*WORKING DATA:*
________________________________________

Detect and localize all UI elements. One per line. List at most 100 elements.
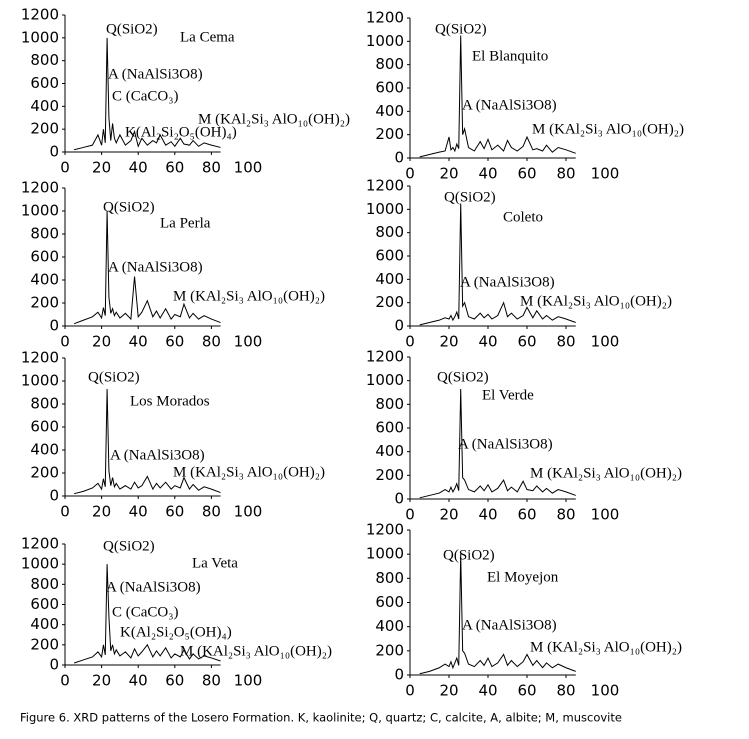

________________________________________

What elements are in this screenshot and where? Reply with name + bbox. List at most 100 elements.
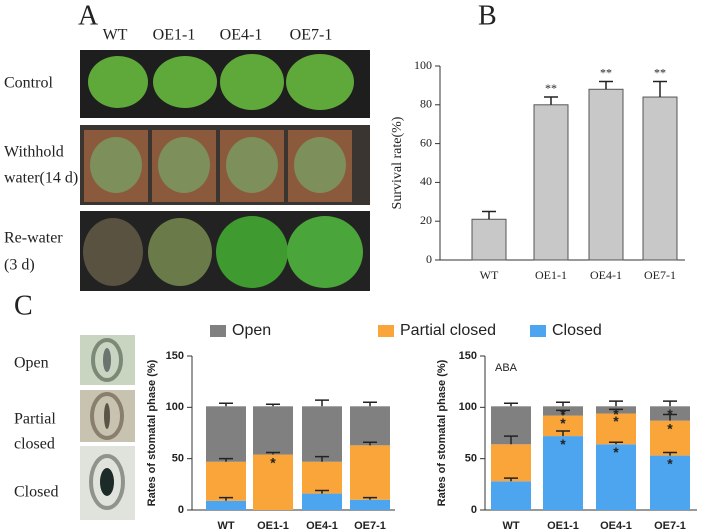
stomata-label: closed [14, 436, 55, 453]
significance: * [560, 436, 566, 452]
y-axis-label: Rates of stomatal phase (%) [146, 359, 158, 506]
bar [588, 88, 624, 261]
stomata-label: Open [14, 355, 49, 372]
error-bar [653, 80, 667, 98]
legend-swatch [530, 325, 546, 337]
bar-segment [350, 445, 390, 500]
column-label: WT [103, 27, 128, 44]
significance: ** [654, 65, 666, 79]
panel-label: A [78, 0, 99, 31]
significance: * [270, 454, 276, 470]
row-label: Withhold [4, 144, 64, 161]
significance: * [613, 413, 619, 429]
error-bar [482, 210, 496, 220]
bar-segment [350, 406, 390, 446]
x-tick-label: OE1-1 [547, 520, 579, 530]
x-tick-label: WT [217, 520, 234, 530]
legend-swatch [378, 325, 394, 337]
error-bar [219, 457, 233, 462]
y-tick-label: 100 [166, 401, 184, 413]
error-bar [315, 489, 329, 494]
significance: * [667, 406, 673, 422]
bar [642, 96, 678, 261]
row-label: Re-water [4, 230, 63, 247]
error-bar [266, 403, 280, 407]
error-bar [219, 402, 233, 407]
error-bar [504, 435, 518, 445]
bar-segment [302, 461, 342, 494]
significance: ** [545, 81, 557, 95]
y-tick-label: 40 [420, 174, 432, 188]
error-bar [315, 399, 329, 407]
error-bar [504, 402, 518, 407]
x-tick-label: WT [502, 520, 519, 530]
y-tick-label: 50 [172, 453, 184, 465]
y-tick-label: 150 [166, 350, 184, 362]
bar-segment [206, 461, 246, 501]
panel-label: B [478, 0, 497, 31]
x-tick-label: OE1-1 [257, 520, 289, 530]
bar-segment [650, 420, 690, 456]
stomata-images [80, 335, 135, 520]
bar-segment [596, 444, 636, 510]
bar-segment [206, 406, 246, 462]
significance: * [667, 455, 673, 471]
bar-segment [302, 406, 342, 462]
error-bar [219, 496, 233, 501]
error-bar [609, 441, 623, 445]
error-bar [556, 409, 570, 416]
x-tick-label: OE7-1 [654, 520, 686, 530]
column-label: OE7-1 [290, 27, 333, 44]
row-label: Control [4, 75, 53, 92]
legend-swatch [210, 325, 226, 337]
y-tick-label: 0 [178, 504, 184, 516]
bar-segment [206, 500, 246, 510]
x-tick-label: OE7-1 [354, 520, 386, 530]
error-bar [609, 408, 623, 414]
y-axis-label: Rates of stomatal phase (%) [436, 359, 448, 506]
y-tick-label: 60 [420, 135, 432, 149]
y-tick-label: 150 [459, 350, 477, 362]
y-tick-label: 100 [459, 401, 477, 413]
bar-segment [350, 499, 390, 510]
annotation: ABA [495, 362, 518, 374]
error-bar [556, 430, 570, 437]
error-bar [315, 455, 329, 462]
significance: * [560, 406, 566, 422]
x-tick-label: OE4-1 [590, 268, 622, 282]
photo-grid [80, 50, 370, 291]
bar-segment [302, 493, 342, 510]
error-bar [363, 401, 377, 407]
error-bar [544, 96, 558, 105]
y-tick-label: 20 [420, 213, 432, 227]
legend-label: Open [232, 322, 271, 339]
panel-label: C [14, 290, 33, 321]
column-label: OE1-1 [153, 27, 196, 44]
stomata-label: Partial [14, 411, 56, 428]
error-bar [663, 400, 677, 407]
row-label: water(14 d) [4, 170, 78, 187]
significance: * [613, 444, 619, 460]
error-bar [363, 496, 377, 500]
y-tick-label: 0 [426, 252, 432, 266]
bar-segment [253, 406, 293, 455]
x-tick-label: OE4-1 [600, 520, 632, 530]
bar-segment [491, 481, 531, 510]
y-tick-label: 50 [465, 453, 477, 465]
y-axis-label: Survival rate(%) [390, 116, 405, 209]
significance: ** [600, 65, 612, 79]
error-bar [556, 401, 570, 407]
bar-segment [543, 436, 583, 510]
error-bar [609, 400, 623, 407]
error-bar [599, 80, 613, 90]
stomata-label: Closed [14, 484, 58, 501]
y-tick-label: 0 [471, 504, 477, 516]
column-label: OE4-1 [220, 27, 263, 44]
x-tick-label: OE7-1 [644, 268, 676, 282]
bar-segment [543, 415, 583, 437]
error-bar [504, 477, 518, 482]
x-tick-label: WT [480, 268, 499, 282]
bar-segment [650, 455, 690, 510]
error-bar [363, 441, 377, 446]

________________________________________

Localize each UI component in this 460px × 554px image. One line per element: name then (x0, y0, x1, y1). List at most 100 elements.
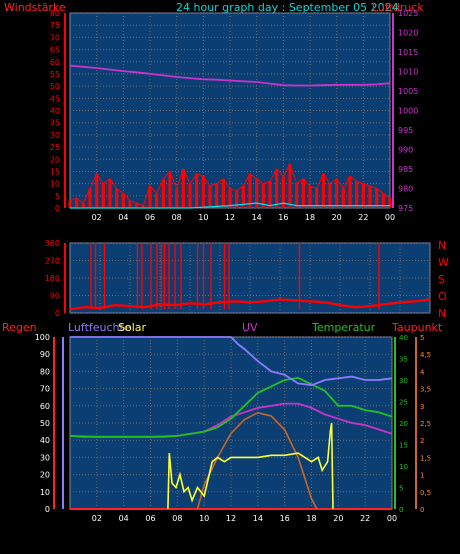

________________________________________

*GIVEN TASK:*
Output the rows starting at the line that contains "What elements are" and ending at the line that contains "bar [588, 88, 624, 261]", and leave out the pictures.

*ANSWER TO THE PROBLEM:*
What elements are in this screenshot and where? Reply with name + bbox. List at most 100 elements.
stomata-label: closed [14, 436, 55, 453]
significance: * [560, 436, 566, 452]
y-axis-label: Rates of stomatal phase (%) [146, 359, 158, 506]
bar [588, 88, 624, 261]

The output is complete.